§ Task goal
Records follow. Copy every line with "JSON".

§ Dataset extract
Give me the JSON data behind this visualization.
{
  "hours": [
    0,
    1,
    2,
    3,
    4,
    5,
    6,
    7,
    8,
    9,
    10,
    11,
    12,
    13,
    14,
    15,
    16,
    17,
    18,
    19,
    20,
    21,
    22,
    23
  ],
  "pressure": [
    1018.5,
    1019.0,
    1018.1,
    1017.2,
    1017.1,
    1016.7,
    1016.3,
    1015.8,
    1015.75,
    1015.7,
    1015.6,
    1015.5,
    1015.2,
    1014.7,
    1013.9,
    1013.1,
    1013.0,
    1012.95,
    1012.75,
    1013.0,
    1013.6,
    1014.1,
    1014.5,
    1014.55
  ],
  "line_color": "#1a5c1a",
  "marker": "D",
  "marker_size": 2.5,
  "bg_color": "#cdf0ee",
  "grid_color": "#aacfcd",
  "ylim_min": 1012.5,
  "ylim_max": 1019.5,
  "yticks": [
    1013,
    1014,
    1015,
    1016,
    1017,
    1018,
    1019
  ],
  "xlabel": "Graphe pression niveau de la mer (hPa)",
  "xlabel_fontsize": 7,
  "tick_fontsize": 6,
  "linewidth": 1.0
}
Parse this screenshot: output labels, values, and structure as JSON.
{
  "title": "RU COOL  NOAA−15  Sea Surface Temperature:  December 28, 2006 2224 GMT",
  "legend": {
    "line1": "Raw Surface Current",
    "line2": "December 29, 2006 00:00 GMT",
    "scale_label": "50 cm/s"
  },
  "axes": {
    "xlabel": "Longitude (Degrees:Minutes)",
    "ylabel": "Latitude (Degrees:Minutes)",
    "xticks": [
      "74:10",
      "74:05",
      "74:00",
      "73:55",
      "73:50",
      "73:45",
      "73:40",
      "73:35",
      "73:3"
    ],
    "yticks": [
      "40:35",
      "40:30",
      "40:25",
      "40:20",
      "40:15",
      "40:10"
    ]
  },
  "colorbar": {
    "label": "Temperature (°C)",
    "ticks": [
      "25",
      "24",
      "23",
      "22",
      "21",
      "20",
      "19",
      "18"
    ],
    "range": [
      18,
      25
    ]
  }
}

§ Output for this task
Give me the JSON data behind this visualization.
Parse this screenshot: output labels, values, and structure as JSON.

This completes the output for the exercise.